## TASK DESCRIPTION
Extract every line of the material that holds the string "Εργάσιμη".

(Stored data entries)
--- --- ---

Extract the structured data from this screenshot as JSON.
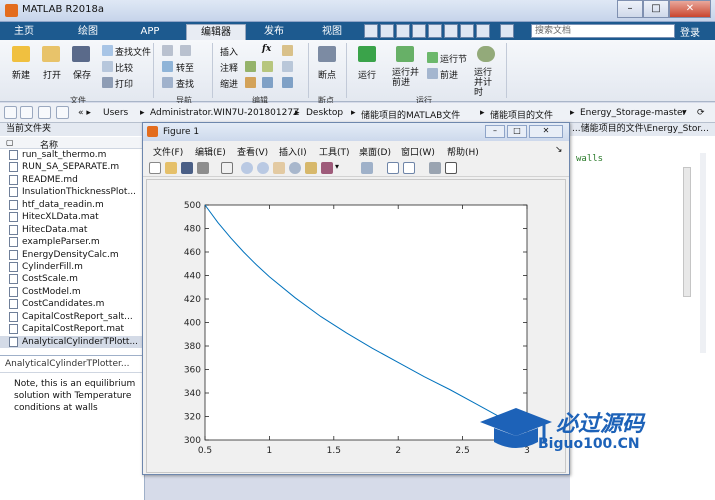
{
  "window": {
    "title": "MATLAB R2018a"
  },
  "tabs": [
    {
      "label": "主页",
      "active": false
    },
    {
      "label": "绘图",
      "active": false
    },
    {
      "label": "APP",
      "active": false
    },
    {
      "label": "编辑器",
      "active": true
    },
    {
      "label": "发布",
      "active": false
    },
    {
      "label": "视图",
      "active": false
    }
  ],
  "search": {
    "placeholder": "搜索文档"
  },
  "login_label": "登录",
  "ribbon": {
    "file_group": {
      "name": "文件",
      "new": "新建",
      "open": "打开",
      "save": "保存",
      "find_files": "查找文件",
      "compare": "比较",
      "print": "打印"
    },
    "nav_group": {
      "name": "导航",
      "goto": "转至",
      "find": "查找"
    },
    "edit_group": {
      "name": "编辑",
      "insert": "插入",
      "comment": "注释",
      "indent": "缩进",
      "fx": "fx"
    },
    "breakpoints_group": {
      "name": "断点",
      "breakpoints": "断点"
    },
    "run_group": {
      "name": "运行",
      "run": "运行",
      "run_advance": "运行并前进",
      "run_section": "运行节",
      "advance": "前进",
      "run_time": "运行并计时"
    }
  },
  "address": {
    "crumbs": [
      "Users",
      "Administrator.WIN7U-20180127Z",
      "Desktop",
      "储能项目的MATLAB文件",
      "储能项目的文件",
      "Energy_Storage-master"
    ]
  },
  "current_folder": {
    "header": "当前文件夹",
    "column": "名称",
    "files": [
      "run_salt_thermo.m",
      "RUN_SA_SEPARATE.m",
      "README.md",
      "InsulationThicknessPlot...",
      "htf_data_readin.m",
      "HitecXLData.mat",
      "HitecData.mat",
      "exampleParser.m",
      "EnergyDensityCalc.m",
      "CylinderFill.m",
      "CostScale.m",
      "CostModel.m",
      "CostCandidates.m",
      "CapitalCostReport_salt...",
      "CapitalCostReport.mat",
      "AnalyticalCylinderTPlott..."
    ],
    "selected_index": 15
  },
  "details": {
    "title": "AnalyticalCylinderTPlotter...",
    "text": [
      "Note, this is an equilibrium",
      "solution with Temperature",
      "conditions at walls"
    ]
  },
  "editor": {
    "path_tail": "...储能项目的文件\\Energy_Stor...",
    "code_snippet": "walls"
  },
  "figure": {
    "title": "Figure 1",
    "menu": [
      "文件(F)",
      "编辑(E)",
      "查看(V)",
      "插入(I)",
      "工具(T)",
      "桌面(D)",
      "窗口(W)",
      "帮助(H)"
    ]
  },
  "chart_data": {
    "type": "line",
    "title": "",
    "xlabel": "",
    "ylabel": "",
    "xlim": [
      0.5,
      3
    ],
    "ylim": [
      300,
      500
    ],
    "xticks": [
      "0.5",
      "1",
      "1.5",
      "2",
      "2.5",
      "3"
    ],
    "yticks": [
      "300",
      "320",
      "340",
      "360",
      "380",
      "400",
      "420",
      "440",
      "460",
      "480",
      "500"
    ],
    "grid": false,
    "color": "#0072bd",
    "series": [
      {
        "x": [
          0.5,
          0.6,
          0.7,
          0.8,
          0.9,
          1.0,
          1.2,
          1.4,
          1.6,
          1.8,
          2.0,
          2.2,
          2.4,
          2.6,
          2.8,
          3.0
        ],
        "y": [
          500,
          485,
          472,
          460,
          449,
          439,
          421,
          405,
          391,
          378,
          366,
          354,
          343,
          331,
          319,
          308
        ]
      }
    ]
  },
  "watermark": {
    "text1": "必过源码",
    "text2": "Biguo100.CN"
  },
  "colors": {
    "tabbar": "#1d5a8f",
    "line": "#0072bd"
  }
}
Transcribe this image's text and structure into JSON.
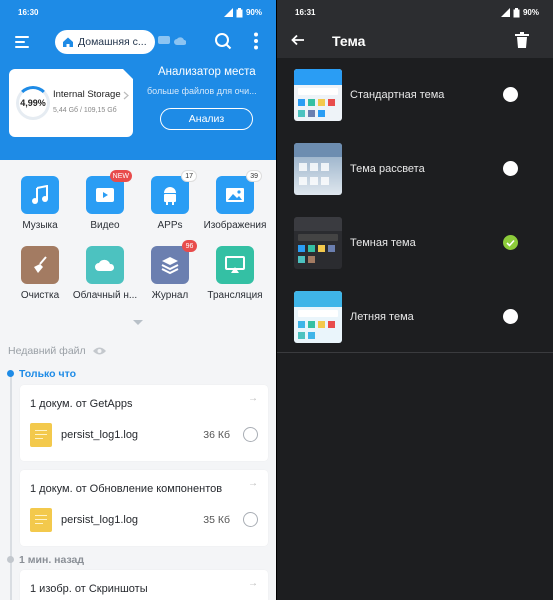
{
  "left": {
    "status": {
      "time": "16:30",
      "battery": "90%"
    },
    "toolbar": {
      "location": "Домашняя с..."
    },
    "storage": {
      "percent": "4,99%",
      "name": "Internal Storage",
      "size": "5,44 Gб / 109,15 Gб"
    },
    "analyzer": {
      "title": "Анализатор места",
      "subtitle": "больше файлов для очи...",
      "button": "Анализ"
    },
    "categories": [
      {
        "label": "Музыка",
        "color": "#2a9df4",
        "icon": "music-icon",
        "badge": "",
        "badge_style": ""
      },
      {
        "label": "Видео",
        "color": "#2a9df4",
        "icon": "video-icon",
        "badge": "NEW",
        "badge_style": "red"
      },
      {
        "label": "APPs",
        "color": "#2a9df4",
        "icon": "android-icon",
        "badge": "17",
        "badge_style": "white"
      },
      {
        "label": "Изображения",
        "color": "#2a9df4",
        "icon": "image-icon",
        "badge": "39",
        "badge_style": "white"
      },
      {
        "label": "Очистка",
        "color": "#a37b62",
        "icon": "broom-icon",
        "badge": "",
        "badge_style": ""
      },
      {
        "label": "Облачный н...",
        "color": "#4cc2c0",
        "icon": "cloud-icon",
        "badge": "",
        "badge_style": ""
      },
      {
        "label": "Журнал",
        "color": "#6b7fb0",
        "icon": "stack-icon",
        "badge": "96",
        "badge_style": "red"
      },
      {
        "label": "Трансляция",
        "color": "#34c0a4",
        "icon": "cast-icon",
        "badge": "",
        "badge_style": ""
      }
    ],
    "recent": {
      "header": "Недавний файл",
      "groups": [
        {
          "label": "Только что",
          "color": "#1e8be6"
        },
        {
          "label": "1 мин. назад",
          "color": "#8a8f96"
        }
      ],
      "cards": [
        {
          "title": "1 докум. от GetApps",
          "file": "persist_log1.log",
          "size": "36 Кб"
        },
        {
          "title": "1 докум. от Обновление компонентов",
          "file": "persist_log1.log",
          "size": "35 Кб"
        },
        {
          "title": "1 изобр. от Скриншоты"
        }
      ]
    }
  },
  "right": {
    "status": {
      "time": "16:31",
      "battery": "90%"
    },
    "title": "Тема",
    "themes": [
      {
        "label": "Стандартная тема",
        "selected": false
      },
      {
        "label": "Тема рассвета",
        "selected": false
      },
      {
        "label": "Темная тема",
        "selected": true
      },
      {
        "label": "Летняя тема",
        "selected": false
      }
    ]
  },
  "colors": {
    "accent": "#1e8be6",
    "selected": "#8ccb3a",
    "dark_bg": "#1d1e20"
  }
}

--- --- ---

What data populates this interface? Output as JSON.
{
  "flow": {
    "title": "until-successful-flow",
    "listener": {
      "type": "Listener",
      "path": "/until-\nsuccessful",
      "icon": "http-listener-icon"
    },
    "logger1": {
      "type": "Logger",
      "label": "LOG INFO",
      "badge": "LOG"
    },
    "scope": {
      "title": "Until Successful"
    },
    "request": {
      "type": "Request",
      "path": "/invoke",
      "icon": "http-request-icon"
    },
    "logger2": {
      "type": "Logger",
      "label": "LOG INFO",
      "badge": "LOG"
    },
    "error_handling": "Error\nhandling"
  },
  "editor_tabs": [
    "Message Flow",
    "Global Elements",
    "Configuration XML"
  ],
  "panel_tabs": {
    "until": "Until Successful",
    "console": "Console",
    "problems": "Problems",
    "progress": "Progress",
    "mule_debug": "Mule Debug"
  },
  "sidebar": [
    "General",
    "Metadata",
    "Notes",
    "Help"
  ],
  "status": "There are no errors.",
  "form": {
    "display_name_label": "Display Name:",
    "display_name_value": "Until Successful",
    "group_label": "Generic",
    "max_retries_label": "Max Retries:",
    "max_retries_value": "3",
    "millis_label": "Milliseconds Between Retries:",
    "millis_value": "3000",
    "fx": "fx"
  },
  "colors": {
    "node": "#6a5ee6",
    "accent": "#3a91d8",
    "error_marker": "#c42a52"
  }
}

--- --- ---

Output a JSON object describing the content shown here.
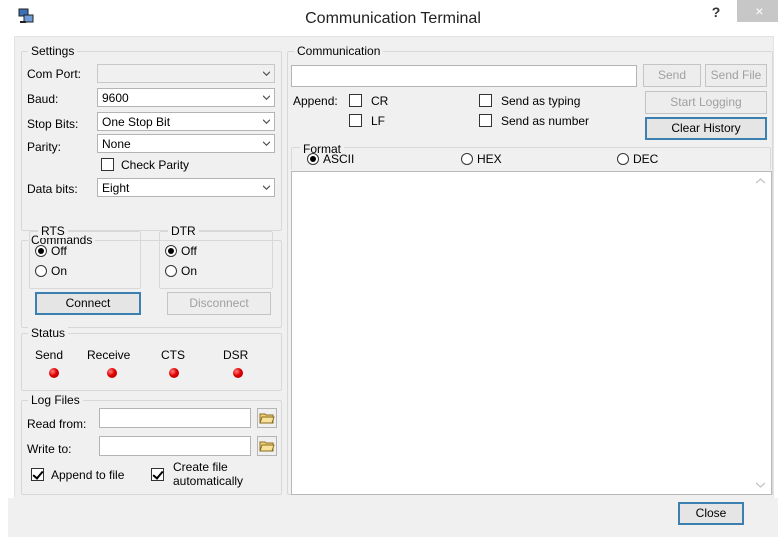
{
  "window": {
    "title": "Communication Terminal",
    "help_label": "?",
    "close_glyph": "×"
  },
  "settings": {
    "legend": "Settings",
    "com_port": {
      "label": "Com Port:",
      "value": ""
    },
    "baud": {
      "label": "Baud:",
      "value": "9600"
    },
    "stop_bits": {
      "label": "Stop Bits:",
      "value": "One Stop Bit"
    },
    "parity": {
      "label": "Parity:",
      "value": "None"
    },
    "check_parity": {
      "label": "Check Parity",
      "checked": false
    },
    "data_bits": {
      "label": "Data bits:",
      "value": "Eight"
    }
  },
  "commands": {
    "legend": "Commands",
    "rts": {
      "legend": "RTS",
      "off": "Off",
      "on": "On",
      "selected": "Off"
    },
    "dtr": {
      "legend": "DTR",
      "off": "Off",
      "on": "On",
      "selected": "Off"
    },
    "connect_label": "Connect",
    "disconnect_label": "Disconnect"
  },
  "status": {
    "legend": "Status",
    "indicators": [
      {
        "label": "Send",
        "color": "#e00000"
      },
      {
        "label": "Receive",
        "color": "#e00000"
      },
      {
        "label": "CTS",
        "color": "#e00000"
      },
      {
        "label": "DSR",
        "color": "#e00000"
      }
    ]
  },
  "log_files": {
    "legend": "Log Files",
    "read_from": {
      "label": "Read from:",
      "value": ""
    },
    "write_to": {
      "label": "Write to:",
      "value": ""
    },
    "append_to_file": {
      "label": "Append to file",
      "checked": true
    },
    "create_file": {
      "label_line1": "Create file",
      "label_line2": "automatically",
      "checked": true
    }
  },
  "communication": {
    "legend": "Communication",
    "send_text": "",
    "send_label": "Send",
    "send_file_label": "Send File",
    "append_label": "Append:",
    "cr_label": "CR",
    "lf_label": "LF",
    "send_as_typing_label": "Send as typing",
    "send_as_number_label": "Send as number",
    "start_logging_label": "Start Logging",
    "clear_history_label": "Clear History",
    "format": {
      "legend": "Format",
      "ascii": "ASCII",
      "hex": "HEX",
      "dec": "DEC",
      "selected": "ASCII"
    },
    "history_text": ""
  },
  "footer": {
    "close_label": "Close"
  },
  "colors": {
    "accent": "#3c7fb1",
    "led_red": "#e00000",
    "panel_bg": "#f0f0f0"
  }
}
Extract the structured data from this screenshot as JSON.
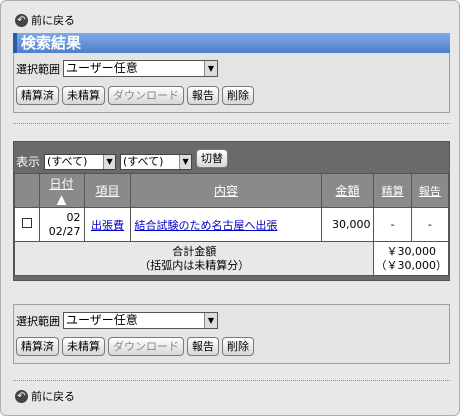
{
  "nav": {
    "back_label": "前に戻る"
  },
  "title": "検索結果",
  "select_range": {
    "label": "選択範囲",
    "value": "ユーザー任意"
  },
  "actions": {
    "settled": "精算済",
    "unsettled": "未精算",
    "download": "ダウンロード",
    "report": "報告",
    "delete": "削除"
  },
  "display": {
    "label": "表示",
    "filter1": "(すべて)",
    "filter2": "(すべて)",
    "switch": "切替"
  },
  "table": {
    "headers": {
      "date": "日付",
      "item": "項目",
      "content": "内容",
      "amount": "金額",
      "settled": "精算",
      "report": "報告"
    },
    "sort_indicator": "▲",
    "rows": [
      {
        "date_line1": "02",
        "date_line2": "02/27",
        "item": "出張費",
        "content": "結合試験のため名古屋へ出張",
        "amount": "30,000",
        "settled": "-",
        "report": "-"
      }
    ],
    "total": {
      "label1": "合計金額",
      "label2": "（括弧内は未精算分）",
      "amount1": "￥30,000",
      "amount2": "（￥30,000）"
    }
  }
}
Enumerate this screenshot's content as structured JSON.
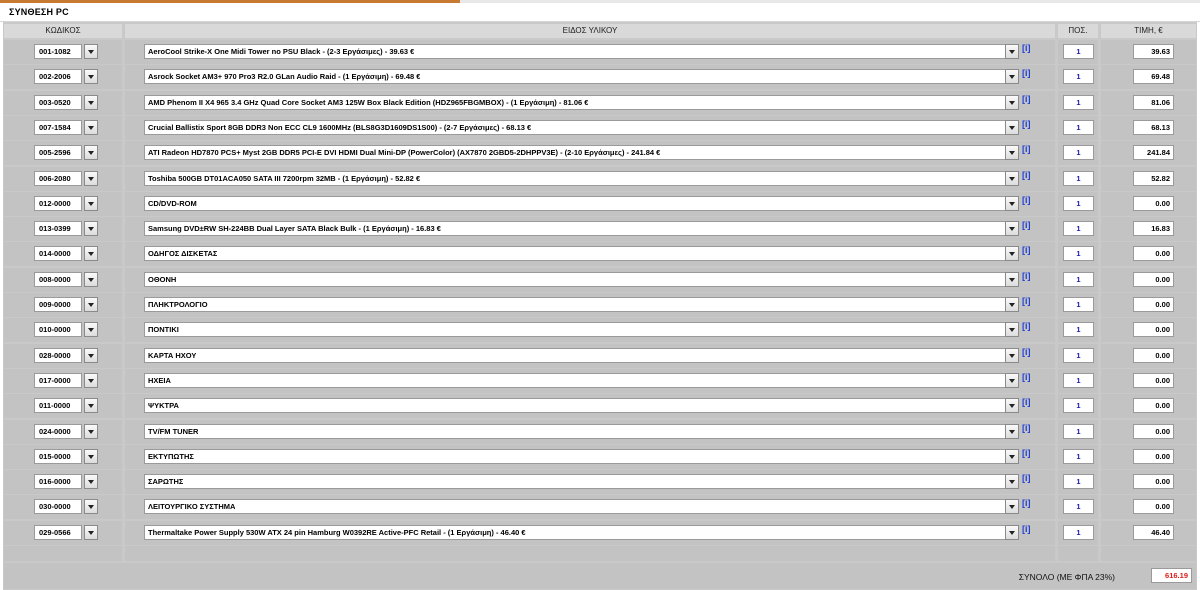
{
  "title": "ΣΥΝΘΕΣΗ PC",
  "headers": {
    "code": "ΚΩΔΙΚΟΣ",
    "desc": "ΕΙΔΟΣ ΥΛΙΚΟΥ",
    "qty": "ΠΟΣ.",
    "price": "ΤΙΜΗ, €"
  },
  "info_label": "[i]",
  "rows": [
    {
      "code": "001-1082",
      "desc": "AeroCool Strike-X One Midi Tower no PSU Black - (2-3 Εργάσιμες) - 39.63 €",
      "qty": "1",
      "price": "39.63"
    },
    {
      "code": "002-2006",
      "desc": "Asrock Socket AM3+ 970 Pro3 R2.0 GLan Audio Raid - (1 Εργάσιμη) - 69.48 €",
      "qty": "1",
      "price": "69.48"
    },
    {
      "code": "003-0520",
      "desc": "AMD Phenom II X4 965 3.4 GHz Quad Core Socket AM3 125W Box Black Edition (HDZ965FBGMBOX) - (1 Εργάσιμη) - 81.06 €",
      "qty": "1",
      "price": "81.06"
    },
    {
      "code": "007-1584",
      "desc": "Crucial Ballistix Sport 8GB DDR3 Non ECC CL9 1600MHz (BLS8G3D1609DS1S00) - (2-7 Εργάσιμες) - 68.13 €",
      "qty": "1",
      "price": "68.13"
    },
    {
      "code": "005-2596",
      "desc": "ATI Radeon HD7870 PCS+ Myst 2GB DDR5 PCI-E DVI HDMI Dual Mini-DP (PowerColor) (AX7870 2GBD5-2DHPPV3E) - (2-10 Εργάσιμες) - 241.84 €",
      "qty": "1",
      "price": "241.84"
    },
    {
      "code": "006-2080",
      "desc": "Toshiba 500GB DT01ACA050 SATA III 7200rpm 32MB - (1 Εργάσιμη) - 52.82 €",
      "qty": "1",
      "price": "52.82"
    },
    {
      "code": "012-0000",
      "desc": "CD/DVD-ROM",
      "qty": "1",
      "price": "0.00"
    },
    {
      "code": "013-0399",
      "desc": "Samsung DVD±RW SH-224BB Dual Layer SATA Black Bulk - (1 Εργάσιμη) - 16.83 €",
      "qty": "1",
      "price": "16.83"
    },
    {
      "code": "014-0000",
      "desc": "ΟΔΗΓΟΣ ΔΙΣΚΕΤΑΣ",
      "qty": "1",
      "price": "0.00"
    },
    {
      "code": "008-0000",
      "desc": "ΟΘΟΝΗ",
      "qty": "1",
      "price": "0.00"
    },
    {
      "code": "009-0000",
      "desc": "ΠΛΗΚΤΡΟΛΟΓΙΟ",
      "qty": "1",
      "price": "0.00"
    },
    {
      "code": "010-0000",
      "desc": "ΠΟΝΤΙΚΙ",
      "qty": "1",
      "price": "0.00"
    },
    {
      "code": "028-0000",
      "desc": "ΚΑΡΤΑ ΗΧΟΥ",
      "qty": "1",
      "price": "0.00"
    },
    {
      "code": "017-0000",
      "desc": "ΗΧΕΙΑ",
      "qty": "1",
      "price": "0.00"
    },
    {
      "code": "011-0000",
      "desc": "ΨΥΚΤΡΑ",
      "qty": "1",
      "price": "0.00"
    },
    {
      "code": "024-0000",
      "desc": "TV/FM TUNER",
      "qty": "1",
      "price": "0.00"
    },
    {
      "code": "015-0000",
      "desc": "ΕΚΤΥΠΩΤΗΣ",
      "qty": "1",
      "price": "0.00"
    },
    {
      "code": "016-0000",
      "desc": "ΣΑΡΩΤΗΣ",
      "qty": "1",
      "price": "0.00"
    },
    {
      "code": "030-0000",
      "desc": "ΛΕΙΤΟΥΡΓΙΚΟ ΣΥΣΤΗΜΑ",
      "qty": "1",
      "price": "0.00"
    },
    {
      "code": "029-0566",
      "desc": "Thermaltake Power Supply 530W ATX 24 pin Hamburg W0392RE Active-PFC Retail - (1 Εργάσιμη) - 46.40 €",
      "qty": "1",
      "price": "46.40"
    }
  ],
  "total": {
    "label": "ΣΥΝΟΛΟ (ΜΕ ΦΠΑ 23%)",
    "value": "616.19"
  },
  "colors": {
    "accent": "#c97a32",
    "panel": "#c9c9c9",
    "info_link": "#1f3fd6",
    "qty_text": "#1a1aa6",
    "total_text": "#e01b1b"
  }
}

--- --- ---

## CORRECT ANSWER
      "desc": "Asrock Socket AM3+ 970 Pro3 R2.0 GLan Audio Raid - (1 Εργάσιμη) - 69.48 €",
      "desc": "AMD Phenom II X4 965 3.4 GHz Quad Core Socket AM3 125W Box Black Edition (HDZ965FBGMBOX) - (1 Εργάσιμη) - 81.06 €",
      "desc": "Toshiba 500GB DT01ACA050 SATA III 7200rpm 32MB - (1 Εργάσιμη) - 52.82 €",
      "desc": "Samsung DVD±RW SH-224BB Dual Layer SATA Black Bulk - (1 Εργάσιμη) - 16.83 €",
      "desc": "Thermaltake Power Supply 530W ATX 24 pin Hamburg W0392RE Active-PFC Retail - (1 Εργάσιμη) - 46.40 €",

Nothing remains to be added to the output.